● SET TASK
Return the material word for word. Do not include pictures.

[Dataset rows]
------------------------------------------------------------------------

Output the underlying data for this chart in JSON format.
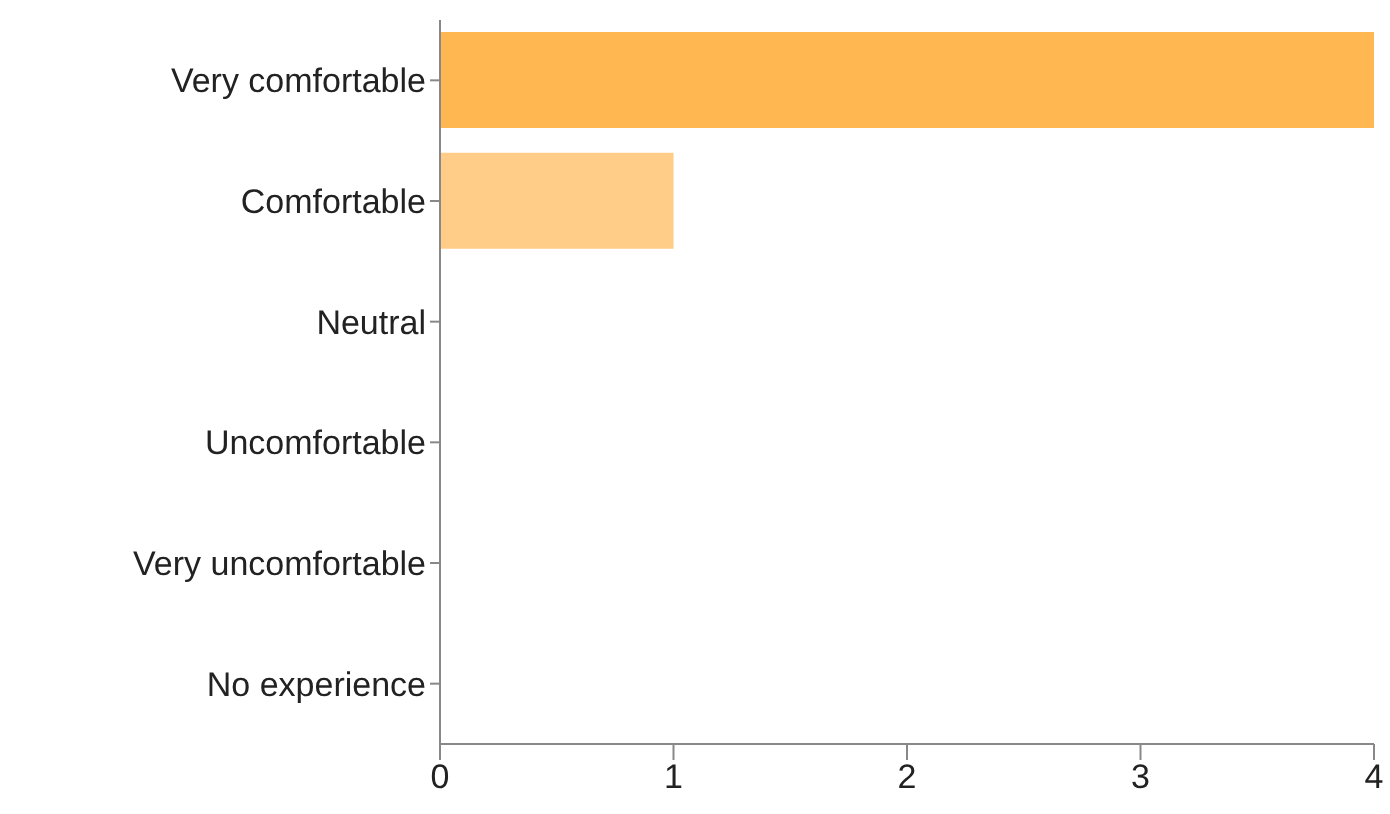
{
  "chart_data": {
    "type": "bar",
    "orientation": "horizontal",
    "categories": [
      "Very comfortable",
      "Comfortable",
      "Neutral",
      "Uncomfortable",
      "Very uncomfortable",
      "No experience"
    ],
    "values": [
      4,
      1,
      0,
      0,
      0,
      0
    ],
    "colors": [
      "#ffb851",
      "#ffcd87",
      "#ffdca8",
      "#ffe6c0",
      "#fff0d9",
      "#fff5e8"
    ],
    "xlim": [
      0,
      4
    ],
    "xticks": [
      0,
      1,
      2,
      3,
      4
    ],
    "grid": false,
    "legend": false
  }
}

------------------------------------------------------------------------

● RESPONSE TO THE TASK
Output the underlying data for this chart in JSON format.
{
  "chart_data": {
    "type": "bar",
    "orientation": "horizontal",
    "categories": [
      "Very comfortable",
      "Comfortable",
      "Neutral",
      "Uncomfortable",
      "Very uncomfortable",
      "No experience"
    ],
    "values": [
      4,
      1,
      0,
      0,
      0,
      0
    ],
    "colors": [
      "#ffb851",
      "#ffcd87",
      "#ffdca8",
      "#ffe6c0",
      "#fff0d9",
      "#fff5e8"
    ],
    "xlim": [
      0,
      4
    ],
    "xticks": [
      0,
      1,
      2,
      3,
      4
    ],
    "grid": false,
    "legend": false
  }
}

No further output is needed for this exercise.